*対象本文*:
%%

TOK尖端材料社のフォトレジスト事業は着実に業績を伸ばし、最近では総売上高の1割ほどを占めるようになっています。当時はそこまでの予想はつきませんでしたが、TOK全体の売上げにもかなり貢献しているということを後になって知り、「辛いこともあったが、やって良かったな」、皆の苦労が報われたなと思いました。
優れたサンプルを開発してお客様に採用いただくことは“はじめの一歩”。もちろん、この時点では利益は得られません。しかし、性能を発揮して量産されれば、確実に会社を支える礎になります。それを自ら創造できるのは開発の醍醐味の一つであり、自分自身のモチベーションを高めてくれます。そして「自分がTOKの5年後・10年後の未来を担っているのだ」という当事者意識は決して大袈裟なものではなく、常に持ち続けるべきものだと思います。

%%

*課題 1*: 対象本文の中の次の一文を英語に訳しなさい。「しかし、性能を発揮して量産されれば、確実に会社を支える礎になります。」
*課題 2*: TOKのフォトレジスト事業を扱った本文を、最後の文の後から書き継ぎなさい。
この後に続く項目は、本文とは別の出典から取られたものである。

*データ抜粋*:

%%

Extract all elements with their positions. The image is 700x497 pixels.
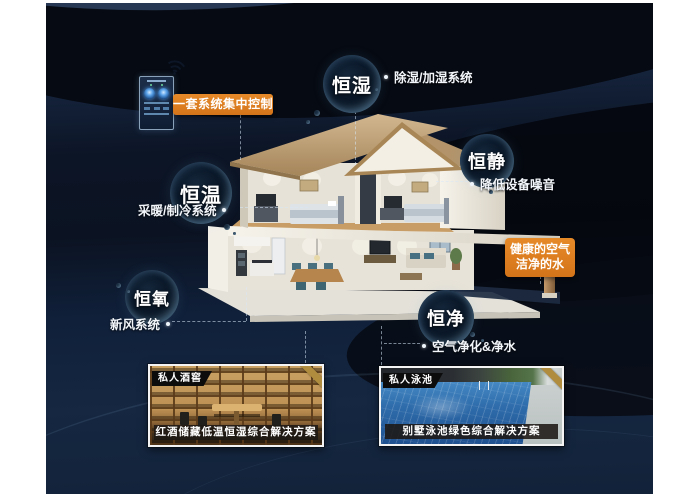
- mini-bubble: [224, 224, 230, 230]
- phone-text-bar: [144, 113, 169, 115]
- corner-ribbon: [300, 366, 322, 388]
- bullet-dot: [166, 322, 170, 326]
- connector-hengjing2: [384, 343, 420, 344]
- mini-bubble: [314, 110, 320, 116]
- phone-status-dot: [150, 84, 152, 86]
- connector-control-badge: [240, 115, 241, 160]
- phone-segment: [154, 107, 160, 110]
- connector-hengyang-up: [246, 287, 247, 321]
- bubble-hengshi-label: 恒湿: [332, 71, 372, 98]
- phone-knob: [144, 88, 155, 99]
- connector-hengwen: [240, 207, 308, 208]
- wine-table-leg: [234, 411, 239, 425]
- connector-wine-card: [305, 331, 306, 363]
- pool-card: 私人泳池 别墅泳池绿色综合解决方案: [379, 366, 564, 446]
- label-text: 除湿/加湿系统: [394, 67, 472, 86]
- label-hengjing-desc: 降低设备噪音: [470, 174, 555, 193]
- bubble-hengjing-label: 恒静: [468, 148, 506, 174]
- connector-hengjing: [436, 181, 468, 182]
- control-badge: 一套系统集中控制: [173, 94, 273, 115]
- wine-table: [212, 404, 262, 411]
- mini-bubble: [127, 290, 130, 293]
- label-text: 新风系统: [110, 314, 160, 333]
- mini-bubble: [375, 88, 378, 91]
- pool-ladder: [479, 381, 489, 390]
- label-hengshi-desc: 除湿/加湿系统: [384, 67, 472, 86]
- healthy-air-line2: 洁净的水: [505, 257, 575, 272]
- phone-status-dot: [161, 84, 163, 86]
- phone-knob: [158, 88, 169, 99]
- wine-cellar-card: 私人酒窖 红酒储藏低温恒湿综合解决方案: [148, 364, 324, 447]
- control-panel-phone: [139, 76, 174, 130]
- phone-text-bar: [144, 102, 169, 104]
- phone-titlebar: [147, 80, 166, 82]
- phone-segment: [144, 107, 150, 110]
- wine-stool: [180, 412, 189, 425]
- pool-card-tag: 私人泳池: [383, 373, 443, 388]
- label-hengwen-desc: 采暖/制冷系统: [138, 200, 226, 219]
- mini-bubble: [233, 232, 236, 235]
- corner-ribbon: [540, 368, 562, 390]
- healthy-air-line1: 健康的空气: [505, 242, 575, 257]
- smart-home-infographic: 一套系统集中控制 健康的空气 洁净的水 恒湿 恒静 恒温 恒氧 恒净 除湿/加湿…: [0, 0, 700, 497]
- label-text: 空气净化&净水: [432, 336, 516, 355]
- mini-bubble: [116, 283, 121, 288]
- label-hengjing2-desc: 空气净化&净水: [422, 336, 516, 355]
- bullet-dot: [222, 208, 226, 212]
- bullet-dot: [470, 182, 474, 186]
- control-badge-label: 一套系统集中控制: [173, 97, 273, 111]
- phone-segment: [163, 107, 169, 110]
- label-text: 采暖/制冷系统: [138, 200, 216, 219]
- mini-bubble: [306, 120, 310, 124]
- pool-water-glare: [411, 394, 471, 420]
- bullet-dot: [422, 344, 426, 348]
- wine-card-caption: 红酒储藏低温恒湿综合解决方案: [154, 425, 318, 440]
- pool-card-caption: 别墅泳池绿色综合解决方案: [385, 424, 558, 439]
- house-cutaway-illustration: [192, 106, 564, 346]
- wine-card-tag: 私人酒窖: [152, 371, 212, 386]
- healthy-air-badge: 健康的空气 洁净的水: [505, 238, 575, 277]
- connector-hengyang: [172, 321, 246, 322]
- bubble-hengjing2-label: 恒净: [427, 305, 465, 331]
- bubble-hengshi: 恒湿: [323, 55, 381, 113]
- label-text: 降低设备噪音: [480, 174, 555, 193]
- connector-pool-card: [381, 326, 382, 365]
- bubble-hengyang-label: 恒氧: [134, 285, 170, 310]
- connector-hengshi: [355, 111, 356, 165]
- bullet-dot: [384, 75, 388, 79]
- label-hengyang-desc: 新风系统: [110, 314, 170, 333]
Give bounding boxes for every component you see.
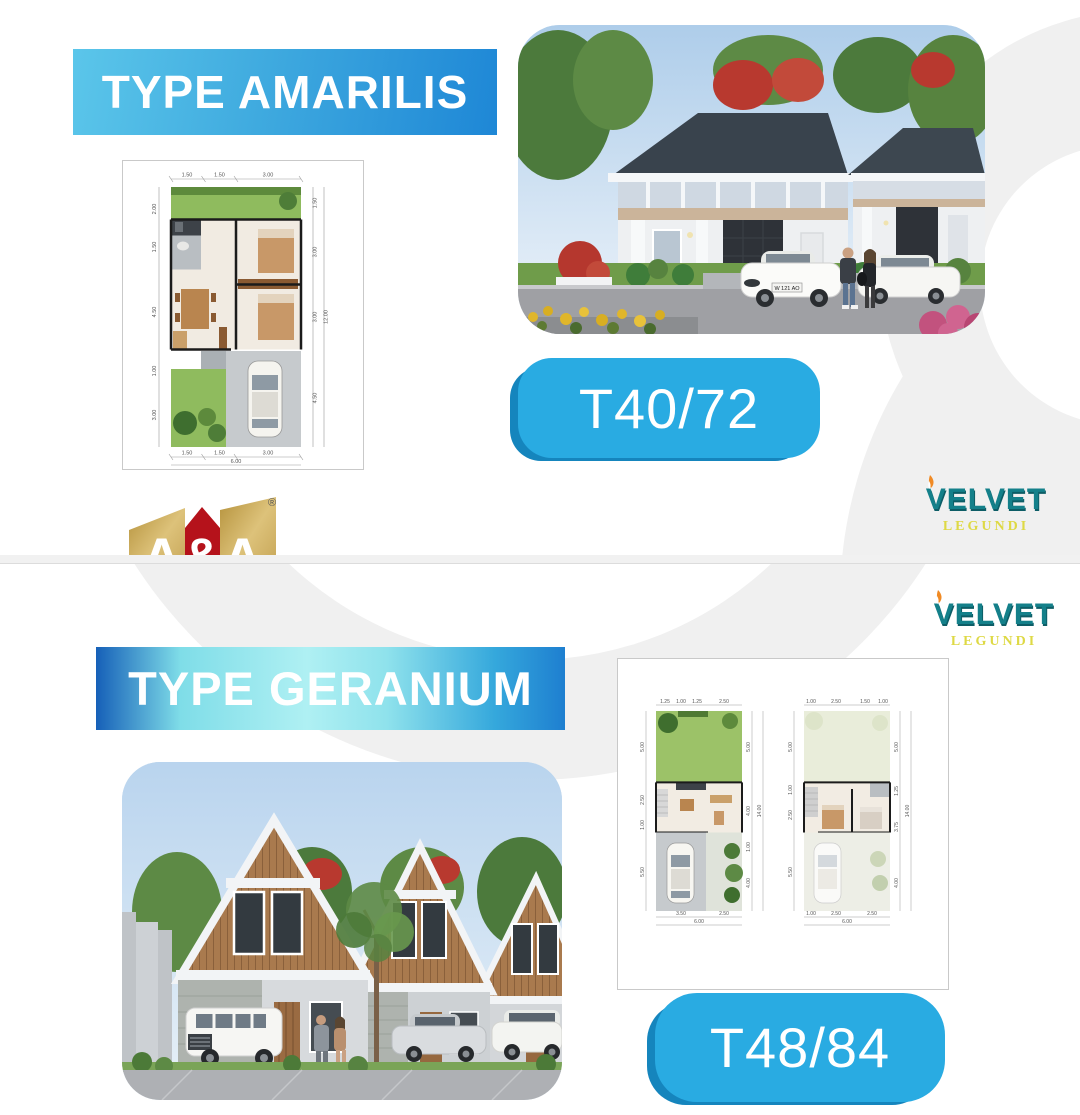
amarilis-floorplan-svg: 1.50 1.50 3.00 1.50 1.50 3.00 6.00 1.50 … <box>123 161 361 467</box>
aa-realestate-logo: A&A REAL ESTATE AGENT ® <box>127 496 278 555</box>
svg-text:3.00: 3.00 <box>263 173 274 179</box>
svg-text:1.25: 1.25 <box>692 699 702 705</box>
upper-floor-plan: 1.00 2.50 1.50 1.00 1.00 2.50 2.50 6.00 … <box>788 699 911 925</box>
amarilis-house-photo: W 121 AO <box>518 25 985 334</box>
svg-text:4.00: 4.00 <box>746 806 752 816</box>
svg-text:6.00: 6.00 <box>842 919 852 925</box>
velvet-flame-icon <box>930 590 946 608</box>
svg-text:2.50: 2.50 <box>719 699 729 705</box>
geranium-type-label: T48/84 <box>710 1015 890 1080</box>
section-geranium: VELVET LEGUNDI TYPE GERANIUM <box>0 564 1080 1115</box>
svg-text:5.00: 5.00 <box>788 742 794 752</box>
svg-text:2.50: 2.50 <box>867 911 877 917</box>
license-plate: W 121 AO <box>774 286 800 292</box>
amarilis-type-label: T40/72 <box>579 376 759 441</box>
amarilis-floorplan-sheet: 1.50 1.50 3.00 1.50 1.50 3.00 6.00 1.50 … <box>122 160 364 470</box>
svg-text:4.00: 4.00 <box>746 878 752 888</box>
svg-text:5.00: 5.00 <box>640 742 646 752</box>
svg-text:4.00: 4.00 <box>894 878 900 888</box>
svg-text:1.50: 1.50 <box>860 699 870 705</box>
svg-text:12.00: 12.00 <box>324 310 330 324</box>
geranium-floorplan-svg: 1.25 1.00 1.25 2.50 3.50 2.50 6.00 5.00 … <box>618 659 946 987</box>
velvet-wordmark: VELVET <box>926 483 1046 516</box>
svg-text:2.50: 2.50 <box>831 911 841 917</box>
svg-text:3.00: 3.00 <box>313 312 319 323</box>
svg-text:1.50: 1.50 <box>313 198 319 209</box>
brochure-page: TYPE AMARILIS <box>0 0 1080 1115</box>
velvet-flame-icon <box>922 475 938 493</box>
svg-text:5.00: 5.00 <box>746 742 752 752</box>
velvet-logo-bottom: VELVET LEGUNDI <box>928 598 1060 650</box>
svg-text:4.50: 4.50 <box>152 307 158 318</box>
svg-text:1.00: 1.00 <box>152 366 158 377</box>
aa-monogram: A&A <box>141 526 262 555</box>
svg-text:2.50: 2.50 <box>719 911 729 917</box>
registered-mark: ® <box>268 497 276 509</box>
svg-text:1.00: 1.00 <box>676 699 686 705</box>
svg-text:1.00: 1.00 <box>806 911 816 917</box>
boundary-fence <box>122 912 172 1067</box>
svg-text:1.50: 1.50 <box>214 173 225 179</box>
geranium-floorplan-sheet: 1.25 1.00 1.25 2.50 3.50 2.50 6.00 5.00 … <box>617 658 949 990</box>
svg-text:6.00: 6.00 <box>694 919 704 925</box>
svg-text:6.00: 6.00 <box>231 459 242 465</box>
svg-text:2.00: 2.00 <box>152 204 158 215</box>
amarilis-type-button[interactable]: T40/72 <box>518 358 820 458</box>
svg-text:1.50: 1.50 <box>152 242 158 253</box>
velvet-wordmark: VELVET <box>934 598 1054 631</box>
svg-text:1.50: 1.50 <box>182 451 193 457</box>
svg-text:5.50: 5.50 <box>640 867 646 877</box>
svg-text:1.00: 1.00 <box>878 699 888 705</box>
svg-text:3.00: 3.00 <box>263 451 274 457</box>
svg-text:3.50: 3.50 <box>676 911 686 917</box>
svg-text:14.00: 14.00 <box>905 805 911 818</box>
geranium-title: TYPE GERANIUM <box>128 661 533 716</box>
velvet-subtitle: LEGUNDI <box>928 634 1060 650</box>
svg-text:2.50: 2.50 <box>640 795 646 805</box>
velvet-logo-top: VELVET LEGUNDI <box>920 483 1052 535</box>
svg-text:1.25: 1.25 <box>894 786 900 796</box>
amarilis-title-banner: TYPE AMARILIS <box>73 49 497 135</box>
svg-text:1.00: 1.00 <box>746 842 752 852</box>
geranium-title-banner: TYPE GERANIUM <box>96 647 565 730</box>
svg-text:4.50: 4.50 <box>313 393 319 404</box>
ground-floor-plan: 1.25 1.00 1.25 2.50 3.50 2.50 6.00 5.00 … <box>640 699 763 925</box>
svg-text:2.50: 2.50 <box>788 810 794 820</box>
svg-text:1.00: 1.00 <box>806 699 816 705</box>
svg-text:5.00: 5.00 <box>894 742 900 752</box>
geranium-house-photo <box>122 762 562 1100</box>
amarilis-title: TYPE AMARILIS <box>102 65 469 119</box>
geranium-type-button[interactable]: T48/84 <box>655 993 945 1102</box>
svg-text:3.75: 3.75 <box>894 822 900 832</box>
svg-text:1.25: 1.25 <box>660 699 670 705</box>
svg-text:3.00: 3.00 <box>313 247 319 258</box>
svg-text:1.00: 1.00 <box>788 785 794 795</box>
svg-text:2.50: 2.50 <box>831 699 841 705</box>
svg-text:14.00: 14.00 <box>757 805 763 818</box>
svg-text:1.50: 1.50 <box>214 451 225 457</box>
velvet-subtitle: LEGUNDI <box>920 519 1052 535</box>
section-divider <box>0 555 1080 564</box>
svg-text:3.00: 3.00 <box>152 410 158 421</box>
svg-text:5.50: 5.50 <box>788 867 794 877</box>
svg-text:1.50: 1.50 <box>182 173 193 179</box>
section-amarilis: TYPE AMARILIS <box>0 0 1080 555</box>
plan-car <box>248 361 282 437</box>
svg-text:1.00: 1.00 <box>640 820 646 830</box>
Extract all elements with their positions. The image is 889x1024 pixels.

%%

*解答 1*: However, if it delivers its performance and goes into mass production, it will surely become a cornerstone that supports the company.

*解答 2*:
今、私たちが取り組んでいる分野は、市場シェアを拡大するうえで非常に重要な局面を迎えています。チームのリーダーとして仲間たちと協力し、重要案件の採用を一つでも多く勝ち取ること、そのための開発効率を上げていくことに全力を尽くしたいと思いますが、さらに経験や知識を蓄え、フォトリソグラフィという技術の専門家として最前線に立ち続けたいと思っています。
※掲載されている情報は、取材当時のものです。